Transcribe every entry word for word, but drop the pictures.

(Extracted data)

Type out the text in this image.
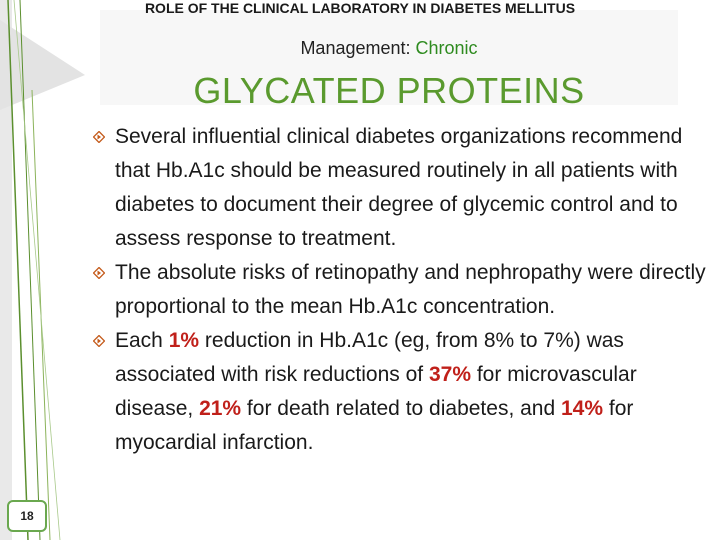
ROLE OF THE CLINICAL LABORATORY IN DIABETES MELLITUS
Management: Chronic
GLYCATED PROTEINS

Several influential clinical diabetes organizations recommend that Hb.A1c should be measured routinely in all patients with diabetes to document their degree of glycemic control and to assess response to treatment.

The absolute risks of retinopathy and nephropathy were directly proportional to the mean Hb.A1c concentration.

Each 1% reduction in Hb.A1c (eg, from 8% to 7%) was associated with risk reductions of 37% for microvascular disease, 21% for death related to diabetes, and 14% for myocardial infarction.

18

(End Extracted data)

Problem solution:
Type out the text in this image.
ROLE OF THE CLINICAL LABORATORY IN DIABETES MELLITUS
Management: Chronic
GLYCATED PROTEINS

Several influential clinical diabetes organizations recommend that Hb.A1c should be measured routinely in all patients with diabetes to document their degree of glycemic control and to assess response to treatment.

The absolute risks of retinopathy and nephropathy were directly proportional to the mean Hb.A1c concentration.

Each 1% reduction in Hb.A1c (eg, from 8% to 7%) was associated with risk reductions of 37% for microvascular disease, 21% for death related to diabetes, and 14% for myocardial infarction.

18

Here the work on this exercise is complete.